===== Data excerpts

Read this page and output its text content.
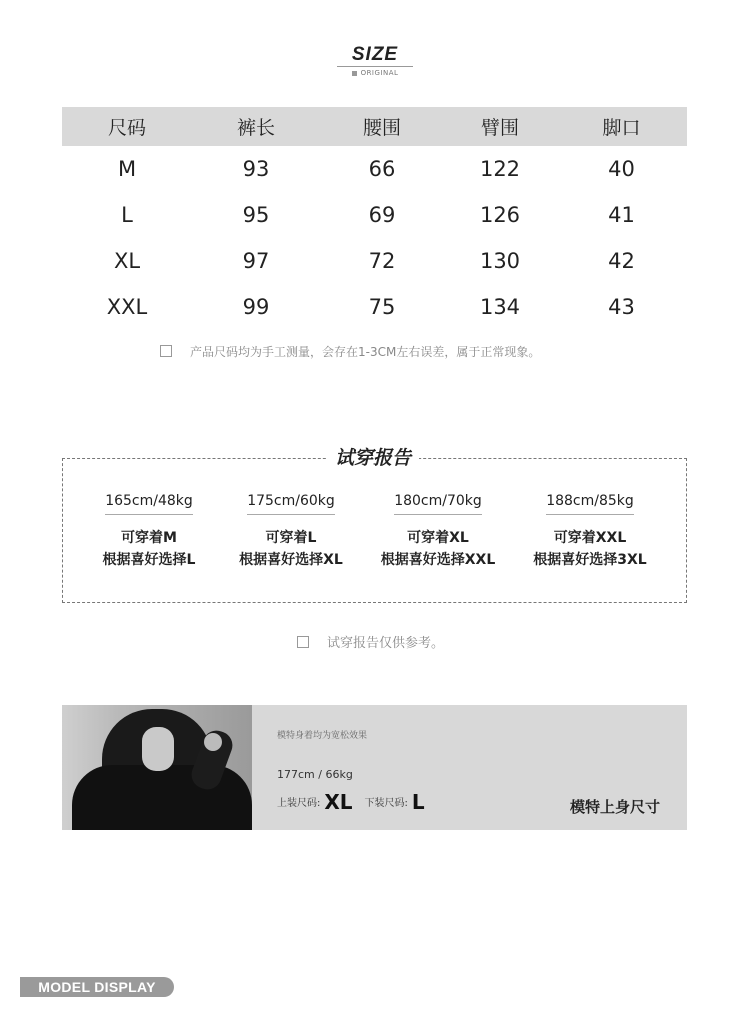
SIZE
ORIGINAL
尺码	裤长	腰围	臂围	脚口
M	93	66	122	40
L	95	69	126	41
XL	97	72	130	42
XXL	99	75	134	43
产品尺码均为手工测量，会存在1-3CM左右误差，属于正常现象。
试穿报告
165cm/48kg
可穿着M
根据喜好选择L
175cm/60kg
可穿着L
根据喜好选择XL
180cm/70kg
可穿着XL
根据喜好选择XXL
188cm/85kg
可穿着XXL
根据喜好选择3XL
试穿报告仅供参考。
模特身着均为宽松效果
177cm / 66kg
上装尺码: XL 下装尺码: L	模特上身尺寸
MODEL DISPLAY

==========

• [Aim] Give an exact reproduction of every line, leaving out any picture.

• [Response to the exercise]
Read this page and output its text content.
SIZE
ORIGINAL
尺码	裤长	腰围	臂围	脚口
M	93	66	122	40
L	95	69	126	41
XL	97	72	130	42
XXL	99	75	134	43
产品尺码均为手工测量，会存在1-3CM左右误差，属于正常现象。
试穿报告
165cm/48kg
可穿着M
根据喜好选择L
175cm/60kg
可穿着L
根据喜好选择XL
180cm/70kg
可穿着XL
根据喜好选择XXL
188cm/85kg
可穿着XXL
根据喜好选择3XL
试穿报告仅供参考。
模特身着均为宽松效果
177cm / 66kg
上装尺码: XL 下装尺码: L	模特上身尺寸
MODEL DISPLAY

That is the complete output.